--- Begin THE RECORDS ---

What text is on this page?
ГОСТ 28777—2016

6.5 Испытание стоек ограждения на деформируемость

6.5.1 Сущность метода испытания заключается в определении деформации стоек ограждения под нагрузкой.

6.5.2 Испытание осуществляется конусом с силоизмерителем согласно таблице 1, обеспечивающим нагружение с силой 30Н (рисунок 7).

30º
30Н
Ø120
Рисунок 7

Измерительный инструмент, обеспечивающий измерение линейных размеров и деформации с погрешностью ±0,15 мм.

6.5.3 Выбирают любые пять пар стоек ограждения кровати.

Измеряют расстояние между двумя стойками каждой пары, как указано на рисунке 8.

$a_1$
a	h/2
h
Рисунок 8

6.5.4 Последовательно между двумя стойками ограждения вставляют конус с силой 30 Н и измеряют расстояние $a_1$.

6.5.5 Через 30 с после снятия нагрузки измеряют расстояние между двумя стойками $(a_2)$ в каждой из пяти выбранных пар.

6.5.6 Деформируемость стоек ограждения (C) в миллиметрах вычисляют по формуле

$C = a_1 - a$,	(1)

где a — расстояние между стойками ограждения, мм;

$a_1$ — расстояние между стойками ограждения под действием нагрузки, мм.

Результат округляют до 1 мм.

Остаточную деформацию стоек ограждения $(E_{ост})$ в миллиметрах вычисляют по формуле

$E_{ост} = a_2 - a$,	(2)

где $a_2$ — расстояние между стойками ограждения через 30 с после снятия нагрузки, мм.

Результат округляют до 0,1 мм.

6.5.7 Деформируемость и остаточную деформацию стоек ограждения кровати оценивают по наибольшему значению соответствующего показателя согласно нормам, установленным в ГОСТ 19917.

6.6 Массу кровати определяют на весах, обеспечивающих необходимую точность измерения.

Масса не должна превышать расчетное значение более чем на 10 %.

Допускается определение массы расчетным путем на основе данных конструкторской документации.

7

--- End THE RECORDS ---

Using the listing above, reproduce each line without omission.

__TASK RESPONSE__.
What text is on this page?
ГОСТ 28777—2016

6.5 Испытание стоек ограждения на деформируемость

6.5.1 Сущность метода испытания заключается в определении деформации стоек ограждения под нагрузкой.

6.5.2 Испытание осуществляется конусом с силоизмерителем согласно таблице 1, обеспечивающим нагружение с силой 30Н (рисунок 7).

30º
30Н
Ø120
Рисунок 7

Измерительный инструмент, обеспечивающий измерение линейных размеров и деформации с погрешностью ±0,15 мм.

6.5.3 Выбирают любые пять пар стоек ограждения кровати.

Измеряют расстояние между двумя стойками каждой пары, как указано на рисунке 8.

$a_1$
a	h/2
h
Рисунок 8

6.5.4 Последовательно между двумя стойками ограждения вставляют конус с силой 30 Н и измеряют расстояние $a_1$.

6.5.5 Через 30 с после снятия нагрузки измеряют расстояние между двумя стойками $(a_2)$ в каждой из пяти выбранных пар.

6.5.6 Деформируемость стоек ограждения (C) в миллиметрах вычисляют по формуле

$C = a_1 - a$,	(1)

где a — расстояние между стойками ограждения, мм;

$a_1$ — расстояние между стойками ограждения под действием нагрузки, мм.

Результат округляют до 1 мм.

Остаточную деформацию стоек ограждения $(E_{ост})$ в миллиметрах вычисляют по формуле

$E_{ост} = a_2 - a$,	(2)

где $a_2$ — расстояние между стойками ограждения через 30 с после снятия нагрузки, мм.

Результат округляют до 0,1 мм.

6.5.7 Деформируемость и остаточную деформацию стоек ограждения кровати оценивают по наибольшему значению соответствующего показателя согласно нормам, установленным в ГОСТ 19917.

6.6 Массу кровати определяют на весах, обеспечивающих необходимую точность измерения.

Масса не должна превышать расчетное значение более чем на 10 %.

Допускается определение массы расчетным путем на основе данных конструкторской документации.

7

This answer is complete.